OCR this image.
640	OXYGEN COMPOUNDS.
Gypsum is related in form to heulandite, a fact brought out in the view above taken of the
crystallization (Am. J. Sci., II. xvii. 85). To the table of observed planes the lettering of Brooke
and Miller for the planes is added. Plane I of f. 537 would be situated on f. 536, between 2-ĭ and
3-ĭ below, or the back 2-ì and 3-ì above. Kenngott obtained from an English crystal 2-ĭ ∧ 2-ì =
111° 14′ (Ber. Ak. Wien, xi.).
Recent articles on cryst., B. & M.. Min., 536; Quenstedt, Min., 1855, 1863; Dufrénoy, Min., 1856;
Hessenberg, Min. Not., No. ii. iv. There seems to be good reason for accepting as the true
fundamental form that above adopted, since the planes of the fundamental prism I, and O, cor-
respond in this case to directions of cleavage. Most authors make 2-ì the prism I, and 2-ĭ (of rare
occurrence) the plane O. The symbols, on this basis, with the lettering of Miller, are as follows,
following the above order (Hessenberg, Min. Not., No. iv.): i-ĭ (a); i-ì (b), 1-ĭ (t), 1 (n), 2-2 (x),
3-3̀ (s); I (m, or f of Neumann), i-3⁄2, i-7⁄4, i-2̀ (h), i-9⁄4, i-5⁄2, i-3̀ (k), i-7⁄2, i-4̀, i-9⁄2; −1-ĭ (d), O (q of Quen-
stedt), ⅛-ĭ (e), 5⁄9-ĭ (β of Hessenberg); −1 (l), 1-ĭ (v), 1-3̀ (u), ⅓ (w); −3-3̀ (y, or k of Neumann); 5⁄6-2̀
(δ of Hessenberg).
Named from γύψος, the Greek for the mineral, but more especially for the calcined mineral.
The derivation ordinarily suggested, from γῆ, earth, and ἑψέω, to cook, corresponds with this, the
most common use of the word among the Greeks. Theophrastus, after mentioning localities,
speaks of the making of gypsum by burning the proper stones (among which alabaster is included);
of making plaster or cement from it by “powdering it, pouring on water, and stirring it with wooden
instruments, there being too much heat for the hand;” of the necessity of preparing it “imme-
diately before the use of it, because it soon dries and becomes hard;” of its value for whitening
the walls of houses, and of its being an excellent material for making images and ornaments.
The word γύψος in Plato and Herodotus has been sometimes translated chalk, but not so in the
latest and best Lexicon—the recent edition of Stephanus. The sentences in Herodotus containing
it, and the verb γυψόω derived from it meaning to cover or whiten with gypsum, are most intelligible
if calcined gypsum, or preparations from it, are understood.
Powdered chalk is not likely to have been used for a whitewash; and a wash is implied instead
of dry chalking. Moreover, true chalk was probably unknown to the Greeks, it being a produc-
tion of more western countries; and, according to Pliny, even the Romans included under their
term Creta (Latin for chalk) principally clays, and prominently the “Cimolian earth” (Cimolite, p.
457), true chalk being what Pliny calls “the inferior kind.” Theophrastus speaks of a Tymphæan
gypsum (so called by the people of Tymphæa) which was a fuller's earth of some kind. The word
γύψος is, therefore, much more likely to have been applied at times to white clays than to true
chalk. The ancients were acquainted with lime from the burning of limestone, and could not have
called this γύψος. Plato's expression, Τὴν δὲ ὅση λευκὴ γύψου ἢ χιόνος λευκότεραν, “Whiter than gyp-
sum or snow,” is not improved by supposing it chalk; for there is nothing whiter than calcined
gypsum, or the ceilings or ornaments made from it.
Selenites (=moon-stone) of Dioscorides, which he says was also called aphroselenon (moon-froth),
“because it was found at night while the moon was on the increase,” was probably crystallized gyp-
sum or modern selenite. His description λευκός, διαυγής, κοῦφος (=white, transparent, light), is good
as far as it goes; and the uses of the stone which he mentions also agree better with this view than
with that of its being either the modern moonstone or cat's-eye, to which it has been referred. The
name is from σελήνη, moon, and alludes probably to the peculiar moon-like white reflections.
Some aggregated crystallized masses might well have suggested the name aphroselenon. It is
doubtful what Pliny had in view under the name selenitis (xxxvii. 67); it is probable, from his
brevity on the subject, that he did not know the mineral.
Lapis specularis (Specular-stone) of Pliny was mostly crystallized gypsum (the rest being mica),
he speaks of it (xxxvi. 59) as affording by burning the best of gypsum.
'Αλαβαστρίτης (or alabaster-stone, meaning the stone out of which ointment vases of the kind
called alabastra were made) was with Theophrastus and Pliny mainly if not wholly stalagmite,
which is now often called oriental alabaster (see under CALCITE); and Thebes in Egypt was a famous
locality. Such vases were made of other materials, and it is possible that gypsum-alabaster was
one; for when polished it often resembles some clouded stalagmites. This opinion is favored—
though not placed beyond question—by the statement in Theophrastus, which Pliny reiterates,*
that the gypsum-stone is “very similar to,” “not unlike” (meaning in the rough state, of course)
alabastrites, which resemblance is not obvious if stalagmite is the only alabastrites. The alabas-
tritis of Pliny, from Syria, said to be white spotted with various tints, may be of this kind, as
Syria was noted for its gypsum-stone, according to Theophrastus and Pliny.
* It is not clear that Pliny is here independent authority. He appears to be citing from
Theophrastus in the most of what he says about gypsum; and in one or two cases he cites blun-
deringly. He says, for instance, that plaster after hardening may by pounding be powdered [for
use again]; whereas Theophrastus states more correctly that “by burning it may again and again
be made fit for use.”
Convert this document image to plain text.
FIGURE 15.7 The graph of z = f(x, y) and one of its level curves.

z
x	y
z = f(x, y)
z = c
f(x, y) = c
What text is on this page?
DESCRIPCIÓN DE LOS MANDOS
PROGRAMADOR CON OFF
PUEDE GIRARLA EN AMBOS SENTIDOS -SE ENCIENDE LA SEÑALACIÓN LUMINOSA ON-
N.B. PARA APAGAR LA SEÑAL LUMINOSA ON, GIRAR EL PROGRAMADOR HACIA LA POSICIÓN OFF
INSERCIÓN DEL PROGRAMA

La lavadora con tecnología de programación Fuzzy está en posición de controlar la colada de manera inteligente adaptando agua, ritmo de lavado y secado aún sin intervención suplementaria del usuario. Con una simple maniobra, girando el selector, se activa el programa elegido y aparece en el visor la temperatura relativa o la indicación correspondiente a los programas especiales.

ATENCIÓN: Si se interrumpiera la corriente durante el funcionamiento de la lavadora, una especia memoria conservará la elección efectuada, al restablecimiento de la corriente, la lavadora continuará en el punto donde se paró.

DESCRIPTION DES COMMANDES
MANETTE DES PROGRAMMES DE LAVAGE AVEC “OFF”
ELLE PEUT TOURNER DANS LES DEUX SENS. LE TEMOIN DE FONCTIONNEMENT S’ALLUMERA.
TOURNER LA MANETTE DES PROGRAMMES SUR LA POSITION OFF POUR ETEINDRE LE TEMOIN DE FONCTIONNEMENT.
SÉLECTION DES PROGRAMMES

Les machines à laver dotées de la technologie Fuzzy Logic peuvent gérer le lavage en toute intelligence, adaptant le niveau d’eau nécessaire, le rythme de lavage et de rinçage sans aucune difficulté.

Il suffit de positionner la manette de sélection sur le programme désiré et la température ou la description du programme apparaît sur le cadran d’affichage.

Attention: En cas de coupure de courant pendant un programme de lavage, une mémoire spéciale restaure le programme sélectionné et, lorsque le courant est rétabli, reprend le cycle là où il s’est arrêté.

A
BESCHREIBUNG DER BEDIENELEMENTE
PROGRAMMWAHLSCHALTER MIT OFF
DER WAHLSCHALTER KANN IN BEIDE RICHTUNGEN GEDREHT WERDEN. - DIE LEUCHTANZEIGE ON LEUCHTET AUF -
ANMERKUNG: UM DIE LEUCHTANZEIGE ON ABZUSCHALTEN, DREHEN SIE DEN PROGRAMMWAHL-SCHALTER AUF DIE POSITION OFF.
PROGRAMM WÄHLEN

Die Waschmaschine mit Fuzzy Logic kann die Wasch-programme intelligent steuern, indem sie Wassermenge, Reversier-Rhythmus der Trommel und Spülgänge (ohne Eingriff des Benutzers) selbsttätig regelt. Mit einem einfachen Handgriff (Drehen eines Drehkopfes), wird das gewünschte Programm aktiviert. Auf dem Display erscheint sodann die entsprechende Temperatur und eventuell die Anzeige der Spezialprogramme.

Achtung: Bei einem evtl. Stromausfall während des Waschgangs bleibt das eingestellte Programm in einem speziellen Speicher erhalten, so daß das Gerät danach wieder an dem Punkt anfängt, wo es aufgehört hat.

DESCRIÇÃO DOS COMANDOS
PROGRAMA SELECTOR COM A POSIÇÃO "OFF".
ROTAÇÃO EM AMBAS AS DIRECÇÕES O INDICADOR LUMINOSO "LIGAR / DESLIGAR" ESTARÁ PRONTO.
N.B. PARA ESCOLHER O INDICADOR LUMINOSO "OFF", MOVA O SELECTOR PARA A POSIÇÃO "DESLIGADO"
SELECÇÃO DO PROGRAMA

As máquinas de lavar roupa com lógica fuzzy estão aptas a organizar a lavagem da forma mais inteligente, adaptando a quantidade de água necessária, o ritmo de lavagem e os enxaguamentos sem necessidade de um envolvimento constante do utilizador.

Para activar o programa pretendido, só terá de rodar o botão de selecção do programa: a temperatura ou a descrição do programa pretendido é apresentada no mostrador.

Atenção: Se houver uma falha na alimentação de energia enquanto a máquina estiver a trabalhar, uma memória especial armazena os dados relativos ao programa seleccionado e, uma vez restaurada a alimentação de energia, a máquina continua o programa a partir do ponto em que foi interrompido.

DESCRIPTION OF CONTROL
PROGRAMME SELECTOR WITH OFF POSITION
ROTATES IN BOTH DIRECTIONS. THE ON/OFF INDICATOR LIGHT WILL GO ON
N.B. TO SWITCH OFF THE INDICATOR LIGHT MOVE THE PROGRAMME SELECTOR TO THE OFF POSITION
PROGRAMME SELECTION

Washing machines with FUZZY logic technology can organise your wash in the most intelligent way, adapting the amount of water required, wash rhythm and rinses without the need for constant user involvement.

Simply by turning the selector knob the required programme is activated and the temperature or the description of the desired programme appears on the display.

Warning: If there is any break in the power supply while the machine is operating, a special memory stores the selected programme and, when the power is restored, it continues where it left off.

> [WHAT THE EXERCISE ASKS] Look over the listing above. Pick out and copy every line that includes "which".

> [RESULT OF THIS TASK]
speaks of the making of gypsum by burning the proper stones (among which alabaster is included);
gypsum (so called by the people of Tymphæa) which was a fuller's earth of some kind. The word
Selenites (=moon-stone) of Dioscorides, which he says was also called aphroselenon (moon-froth),
as far as it goes; and the uses of the stone which he mentions also agree better with this view than
with that of its being either the modern moonstone or cat's-eye, to which it has been referred. The
'Αλαβαστρίτης (or alabaster-stone, meaning the stone out of which ointment vases of the kind
which is now often called oriental alabaster (see under CALCITE); and Thebes in Egypt was a famous
though not placed beyond question—by the statement in Theophrastus, which Pliny reiterates,*
alabastrites, which resemblance is not obvious if stalagmite is the only alabastrites. The alabas-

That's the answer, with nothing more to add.